_Provided passage_
(begin)

One day while on the beach in Noirmoutier, Varda realized how many other beaches had influenced her life and how these beaches could be used as the thread to connect her descriptions of family, friends, and career. Staging herself among excerpts of her films, images and reportages, profiling her beginnings as a stage photographer working under Vilar at the Festival d'Avignon and then as the official photographer for the Théâtre National Populaire, her early filmmaking as part of the Nouvelle Vague, her life with Jacques Demy, her feminism, her coverage of China in 1957, the Cuban Revolution in 1962, and the United States during the years of the Vietnam War, her life as an independent producer, and her family life, Varda has assembled a fascinating documentary; a wind-shifted mirror which creatively reflects her own fascinating personage. With generous candor, she responded to her TIFF08 audience about her latest creative endeavor.
* * *
Why the usage of mirrors in the film's opening sequence?
You know, it was easy to start with mirrors because the cliché of the self-portrait is to look at yourself in the mirror. I was helped by two things: first, the wind—which was a gift and made the scene for me because I could hide behind my scarf—and then all these mirrors that the kids helped me bring to the beach. By making an installation of mirrors on the beach, then it's not just the mirror in which I look at myself but mirrors that reflect the ocean and other people working with me. All these mirrors was how I wanted to make the portrait, split in many places and showing more people than me. I'm there a lot but I try to escape the mono-portrait to have other people surround me who become more important. I like the idea of digression, escaping the portrait, even though it was the subject.
Did the film change in focus from your initial concept to its eventual execution?
It's true that I did know exactly where I was going. What changed the direction of the film is that it took a long time to make—one year and a half. By doing it little by little, building it, my point of view changed. I wasn't shy at the beginning. I made it straightforward, more like a curriculum vitae in a way. Then I thought I should involve myself more—not too much in terms of saying things that people didn't normally know—but, being much more—how can I say?—part of the process, which came by chance all the time in the way I picked scenes from my films out of their context. I found images I had not found before. By just finding these images little by little, they would give me ideas.
Another thing that happened totally by chance was that—when I was invited to Los Angeles—in my room there was a man who was there to give me acupuncture or something and he kept staring at me so I thought, "I have to take him on the beach." Everything got built little by little and by chance, by opportunity, by things that I found, or people I met. I had to do it that way because I tried to make it become my life by making it. I would say I remembered why I live. I lived by remembering all these months. Along the way I had a wonderful crew of young people who were so enthusiastic about the film that it gave me patience, because the film was technically difficult. We had images of Super8 and 16mm films and digital material, we shot in HD and other sequences were not in HD, there was this mix of techniques which was difficult to put together while I tried to keep my daydreaming through which I could free associate. In France we have a game where we make a chain of vague inspirations, sometimes memories.
Also, one of the big inventions of life is to live with somebody, to make a couple, and that was part of my project: to show how a relationship has to go up and down with a wish of aging together, which also was a project that I couldn't finish and achieve. There was a kind of frustration in that one; but, I'm not a frustrated person, that's not my point, so I tried to keep alive what is life, I would say.
Why do you show your friend Chris Marker as an animated cat?
He decided one day that he didn't want to appear anyplace. Nobody can take pictures of him. He decided he wanted you to imagine him. At the openings of his films, the cat is at the theater. He made this choice and I like it. I like Marker very much.

(end)

Stored items
(begin)

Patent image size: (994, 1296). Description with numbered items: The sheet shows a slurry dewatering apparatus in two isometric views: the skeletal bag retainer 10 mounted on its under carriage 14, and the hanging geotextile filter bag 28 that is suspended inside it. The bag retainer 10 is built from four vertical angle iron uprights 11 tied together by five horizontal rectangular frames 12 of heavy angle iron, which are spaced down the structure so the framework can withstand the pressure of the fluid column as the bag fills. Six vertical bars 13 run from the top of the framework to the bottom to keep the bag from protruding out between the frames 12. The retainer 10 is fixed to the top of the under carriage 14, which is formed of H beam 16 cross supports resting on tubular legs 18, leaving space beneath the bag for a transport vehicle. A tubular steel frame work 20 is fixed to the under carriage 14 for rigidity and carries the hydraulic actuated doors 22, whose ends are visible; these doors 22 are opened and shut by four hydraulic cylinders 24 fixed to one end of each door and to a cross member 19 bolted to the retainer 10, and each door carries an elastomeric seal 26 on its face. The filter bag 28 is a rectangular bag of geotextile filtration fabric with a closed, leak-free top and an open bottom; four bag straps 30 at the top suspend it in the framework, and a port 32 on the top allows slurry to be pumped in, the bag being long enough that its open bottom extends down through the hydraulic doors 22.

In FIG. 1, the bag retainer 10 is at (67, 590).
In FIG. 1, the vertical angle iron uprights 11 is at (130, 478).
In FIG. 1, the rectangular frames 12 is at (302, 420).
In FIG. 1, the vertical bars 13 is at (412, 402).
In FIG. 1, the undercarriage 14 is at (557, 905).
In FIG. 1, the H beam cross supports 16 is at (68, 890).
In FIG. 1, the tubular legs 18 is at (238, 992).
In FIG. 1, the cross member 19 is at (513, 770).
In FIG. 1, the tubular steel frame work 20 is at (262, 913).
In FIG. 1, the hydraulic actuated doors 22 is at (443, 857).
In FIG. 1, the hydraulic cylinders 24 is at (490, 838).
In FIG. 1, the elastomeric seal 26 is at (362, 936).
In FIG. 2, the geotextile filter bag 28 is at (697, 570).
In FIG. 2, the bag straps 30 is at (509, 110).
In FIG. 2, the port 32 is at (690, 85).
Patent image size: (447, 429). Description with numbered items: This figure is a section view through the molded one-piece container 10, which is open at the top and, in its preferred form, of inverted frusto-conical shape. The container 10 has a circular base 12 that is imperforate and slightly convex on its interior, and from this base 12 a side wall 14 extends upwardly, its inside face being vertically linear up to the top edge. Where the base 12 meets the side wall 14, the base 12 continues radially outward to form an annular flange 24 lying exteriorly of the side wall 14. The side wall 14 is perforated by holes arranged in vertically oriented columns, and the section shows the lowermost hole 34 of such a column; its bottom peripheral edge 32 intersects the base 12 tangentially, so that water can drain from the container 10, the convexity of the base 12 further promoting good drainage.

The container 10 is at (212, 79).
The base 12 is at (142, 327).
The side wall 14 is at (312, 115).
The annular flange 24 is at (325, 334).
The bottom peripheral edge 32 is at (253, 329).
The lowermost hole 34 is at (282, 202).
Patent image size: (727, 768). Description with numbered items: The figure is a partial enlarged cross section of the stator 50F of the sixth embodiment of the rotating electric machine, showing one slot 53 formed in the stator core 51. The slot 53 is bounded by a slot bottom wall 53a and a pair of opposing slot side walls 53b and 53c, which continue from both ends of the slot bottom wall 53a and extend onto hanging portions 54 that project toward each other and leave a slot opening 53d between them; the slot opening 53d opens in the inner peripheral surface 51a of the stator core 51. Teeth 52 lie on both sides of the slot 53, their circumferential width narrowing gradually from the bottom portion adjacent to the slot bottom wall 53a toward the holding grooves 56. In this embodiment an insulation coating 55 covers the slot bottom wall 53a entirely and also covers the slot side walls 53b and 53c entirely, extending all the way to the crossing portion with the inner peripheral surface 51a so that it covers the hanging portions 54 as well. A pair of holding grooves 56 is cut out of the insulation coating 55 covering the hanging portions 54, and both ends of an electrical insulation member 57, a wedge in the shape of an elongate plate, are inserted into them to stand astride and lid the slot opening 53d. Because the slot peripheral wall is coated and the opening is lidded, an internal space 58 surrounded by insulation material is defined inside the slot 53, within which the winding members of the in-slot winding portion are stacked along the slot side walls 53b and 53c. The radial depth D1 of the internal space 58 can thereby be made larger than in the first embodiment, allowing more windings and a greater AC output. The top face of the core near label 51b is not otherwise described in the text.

(end)

_What the exercise asks_
Reproduce the stretch of the Varda interview from "Also, one of" through "Marker very much.". The entries have no connection to the interview.

_Expected answer_
Also, one of the big inventions of life is to live with somebody, to make a couple, and that was part of my project: to show how a relationship has to go up and down with a wish of aging together, which also was a project that I couldn't finish and achieve. There was a kind of frustration in that one; but, I'm not a frustrated person, that's not my point, so I tried to keep alive what is life, I would say.
Why do you show your friend Chris Marker as an animated cat?
He decided one day that he didn't want to appear anyplace. Nobody can take pictures of him. He decided he wanted you to imagine him. At the openings of his films, the cat is at the theater. He made this choice and I like it. I like Marker very much.